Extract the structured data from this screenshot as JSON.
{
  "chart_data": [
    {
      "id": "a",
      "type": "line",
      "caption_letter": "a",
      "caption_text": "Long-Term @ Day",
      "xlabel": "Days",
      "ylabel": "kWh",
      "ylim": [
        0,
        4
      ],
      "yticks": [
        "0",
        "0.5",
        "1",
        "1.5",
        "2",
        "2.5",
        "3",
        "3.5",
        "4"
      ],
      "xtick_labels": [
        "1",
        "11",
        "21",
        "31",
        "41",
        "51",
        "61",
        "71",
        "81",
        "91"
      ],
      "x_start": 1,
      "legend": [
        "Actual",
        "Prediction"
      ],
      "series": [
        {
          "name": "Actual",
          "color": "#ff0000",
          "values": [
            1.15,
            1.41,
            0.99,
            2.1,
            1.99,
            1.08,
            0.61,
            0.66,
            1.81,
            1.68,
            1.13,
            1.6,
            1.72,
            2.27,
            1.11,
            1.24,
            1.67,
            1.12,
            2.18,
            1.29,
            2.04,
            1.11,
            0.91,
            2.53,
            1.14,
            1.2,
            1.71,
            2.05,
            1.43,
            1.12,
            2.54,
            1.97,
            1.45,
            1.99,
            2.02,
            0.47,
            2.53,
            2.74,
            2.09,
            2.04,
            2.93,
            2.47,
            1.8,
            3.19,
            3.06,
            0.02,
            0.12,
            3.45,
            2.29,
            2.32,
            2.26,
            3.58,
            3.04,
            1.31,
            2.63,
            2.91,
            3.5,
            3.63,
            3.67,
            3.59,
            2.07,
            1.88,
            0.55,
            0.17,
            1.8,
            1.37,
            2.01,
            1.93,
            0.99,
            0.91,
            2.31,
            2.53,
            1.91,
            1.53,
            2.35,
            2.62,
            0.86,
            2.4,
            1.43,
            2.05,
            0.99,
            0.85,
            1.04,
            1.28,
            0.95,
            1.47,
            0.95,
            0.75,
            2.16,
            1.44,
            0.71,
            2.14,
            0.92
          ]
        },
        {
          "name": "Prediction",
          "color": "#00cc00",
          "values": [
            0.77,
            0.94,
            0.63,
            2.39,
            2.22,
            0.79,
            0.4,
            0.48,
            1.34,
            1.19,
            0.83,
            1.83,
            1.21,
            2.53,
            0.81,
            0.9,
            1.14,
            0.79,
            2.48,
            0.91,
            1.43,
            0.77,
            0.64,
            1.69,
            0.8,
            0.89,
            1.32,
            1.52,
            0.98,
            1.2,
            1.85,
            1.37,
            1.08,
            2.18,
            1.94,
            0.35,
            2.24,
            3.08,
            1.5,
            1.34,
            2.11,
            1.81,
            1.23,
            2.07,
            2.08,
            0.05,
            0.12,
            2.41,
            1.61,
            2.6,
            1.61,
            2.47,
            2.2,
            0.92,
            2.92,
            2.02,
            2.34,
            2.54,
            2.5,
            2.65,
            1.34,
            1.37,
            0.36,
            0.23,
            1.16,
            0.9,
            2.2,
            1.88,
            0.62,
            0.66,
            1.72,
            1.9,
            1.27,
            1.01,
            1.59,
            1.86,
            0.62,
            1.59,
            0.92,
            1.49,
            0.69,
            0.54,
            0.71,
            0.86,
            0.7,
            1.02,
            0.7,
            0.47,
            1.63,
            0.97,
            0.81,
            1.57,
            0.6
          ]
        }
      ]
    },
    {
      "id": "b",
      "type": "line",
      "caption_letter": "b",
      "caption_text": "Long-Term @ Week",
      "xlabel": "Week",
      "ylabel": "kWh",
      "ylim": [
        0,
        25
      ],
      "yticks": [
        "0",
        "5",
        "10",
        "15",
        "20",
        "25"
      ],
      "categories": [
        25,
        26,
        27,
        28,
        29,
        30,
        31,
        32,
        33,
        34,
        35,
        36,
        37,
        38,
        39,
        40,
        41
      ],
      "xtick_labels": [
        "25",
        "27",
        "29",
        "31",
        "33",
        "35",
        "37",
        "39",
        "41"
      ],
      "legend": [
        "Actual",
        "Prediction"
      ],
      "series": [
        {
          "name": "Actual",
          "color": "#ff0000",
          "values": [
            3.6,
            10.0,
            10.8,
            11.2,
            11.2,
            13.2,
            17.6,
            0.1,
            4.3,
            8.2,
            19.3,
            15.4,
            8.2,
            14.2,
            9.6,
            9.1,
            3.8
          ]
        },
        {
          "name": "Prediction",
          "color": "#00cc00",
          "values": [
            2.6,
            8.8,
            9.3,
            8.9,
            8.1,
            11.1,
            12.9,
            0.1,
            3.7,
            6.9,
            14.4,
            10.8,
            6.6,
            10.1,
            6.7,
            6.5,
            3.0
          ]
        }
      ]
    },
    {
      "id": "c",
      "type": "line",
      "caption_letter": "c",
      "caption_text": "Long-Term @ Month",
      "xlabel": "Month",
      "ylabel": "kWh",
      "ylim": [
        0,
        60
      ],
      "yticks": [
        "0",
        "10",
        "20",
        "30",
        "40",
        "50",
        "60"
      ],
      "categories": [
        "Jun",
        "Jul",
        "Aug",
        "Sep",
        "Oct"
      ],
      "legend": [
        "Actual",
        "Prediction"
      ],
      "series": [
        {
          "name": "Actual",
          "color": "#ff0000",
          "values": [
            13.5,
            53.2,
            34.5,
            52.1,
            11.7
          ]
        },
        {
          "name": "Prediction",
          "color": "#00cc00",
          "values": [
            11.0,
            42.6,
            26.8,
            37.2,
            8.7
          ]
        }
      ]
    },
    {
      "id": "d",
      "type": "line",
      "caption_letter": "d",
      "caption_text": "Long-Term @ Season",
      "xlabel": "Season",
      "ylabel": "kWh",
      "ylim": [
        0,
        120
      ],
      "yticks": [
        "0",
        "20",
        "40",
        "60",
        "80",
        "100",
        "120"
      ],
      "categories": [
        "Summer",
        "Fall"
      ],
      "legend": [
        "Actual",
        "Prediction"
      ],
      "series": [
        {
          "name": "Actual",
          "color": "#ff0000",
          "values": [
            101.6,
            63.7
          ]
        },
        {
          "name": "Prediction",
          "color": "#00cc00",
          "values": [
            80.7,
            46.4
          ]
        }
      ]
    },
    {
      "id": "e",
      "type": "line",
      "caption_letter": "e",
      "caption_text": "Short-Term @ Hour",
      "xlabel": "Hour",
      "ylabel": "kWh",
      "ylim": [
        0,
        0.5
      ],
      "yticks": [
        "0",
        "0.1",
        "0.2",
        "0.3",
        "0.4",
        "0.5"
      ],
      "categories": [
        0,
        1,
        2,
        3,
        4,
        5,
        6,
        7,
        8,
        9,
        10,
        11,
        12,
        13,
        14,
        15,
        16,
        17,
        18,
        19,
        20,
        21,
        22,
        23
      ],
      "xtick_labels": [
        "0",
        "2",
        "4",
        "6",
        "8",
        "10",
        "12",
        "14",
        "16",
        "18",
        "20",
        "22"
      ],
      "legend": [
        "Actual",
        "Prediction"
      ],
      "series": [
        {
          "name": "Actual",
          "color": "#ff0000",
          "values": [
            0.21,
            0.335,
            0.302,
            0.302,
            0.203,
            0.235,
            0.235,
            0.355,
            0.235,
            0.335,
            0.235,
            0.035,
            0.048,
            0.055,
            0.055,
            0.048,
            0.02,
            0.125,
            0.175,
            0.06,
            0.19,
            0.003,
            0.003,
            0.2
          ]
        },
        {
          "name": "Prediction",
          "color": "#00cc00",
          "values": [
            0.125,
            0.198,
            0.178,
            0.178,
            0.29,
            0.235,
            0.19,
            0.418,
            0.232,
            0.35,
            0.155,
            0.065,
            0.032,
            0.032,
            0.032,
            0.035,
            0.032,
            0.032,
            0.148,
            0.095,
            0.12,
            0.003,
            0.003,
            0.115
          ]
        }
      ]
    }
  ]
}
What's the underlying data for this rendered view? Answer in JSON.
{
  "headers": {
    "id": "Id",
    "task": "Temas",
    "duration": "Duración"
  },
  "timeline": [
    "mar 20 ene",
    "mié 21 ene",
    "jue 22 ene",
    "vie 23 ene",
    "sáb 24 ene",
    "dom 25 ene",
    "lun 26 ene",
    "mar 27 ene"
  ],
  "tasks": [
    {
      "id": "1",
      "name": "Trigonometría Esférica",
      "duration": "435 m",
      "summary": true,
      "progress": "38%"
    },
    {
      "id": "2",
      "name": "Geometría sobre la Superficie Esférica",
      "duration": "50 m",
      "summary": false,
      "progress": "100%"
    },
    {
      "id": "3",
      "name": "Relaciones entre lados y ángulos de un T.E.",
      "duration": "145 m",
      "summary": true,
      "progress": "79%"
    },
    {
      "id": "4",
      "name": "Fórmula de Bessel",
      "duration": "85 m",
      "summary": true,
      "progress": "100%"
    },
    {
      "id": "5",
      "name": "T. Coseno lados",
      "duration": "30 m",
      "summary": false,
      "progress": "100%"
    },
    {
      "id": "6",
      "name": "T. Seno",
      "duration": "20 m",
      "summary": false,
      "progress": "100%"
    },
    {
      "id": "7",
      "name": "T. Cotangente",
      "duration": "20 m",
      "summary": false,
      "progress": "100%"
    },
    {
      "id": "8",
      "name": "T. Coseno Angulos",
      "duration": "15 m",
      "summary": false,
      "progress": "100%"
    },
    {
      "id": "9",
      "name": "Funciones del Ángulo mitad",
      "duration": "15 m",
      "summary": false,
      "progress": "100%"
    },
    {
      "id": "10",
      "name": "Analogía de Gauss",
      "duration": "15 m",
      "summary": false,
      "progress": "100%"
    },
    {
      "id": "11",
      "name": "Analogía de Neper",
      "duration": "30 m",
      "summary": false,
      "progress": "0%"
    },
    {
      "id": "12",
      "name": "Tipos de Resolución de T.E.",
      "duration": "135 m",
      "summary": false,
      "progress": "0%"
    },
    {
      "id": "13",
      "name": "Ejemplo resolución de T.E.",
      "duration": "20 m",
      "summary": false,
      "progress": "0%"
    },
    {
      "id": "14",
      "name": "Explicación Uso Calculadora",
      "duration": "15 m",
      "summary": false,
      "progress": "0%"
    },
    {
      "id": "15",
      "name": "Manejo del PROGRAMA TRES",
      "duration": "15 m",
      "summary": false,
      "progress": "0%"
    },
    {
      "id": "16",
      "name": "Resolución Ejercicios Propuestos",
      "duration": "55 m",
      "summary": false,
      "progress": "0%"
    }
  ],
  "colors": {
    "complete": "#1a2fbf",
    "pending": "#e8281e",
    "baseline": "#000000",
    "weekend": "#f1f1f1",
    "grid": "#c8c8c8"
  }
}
--
*What you will do*: Which lines hold the word "Analogía"? Copy all of them.

*Output of the task*:
      "name": "Analogía de Gauss",
      "name": "Analogía de Neper",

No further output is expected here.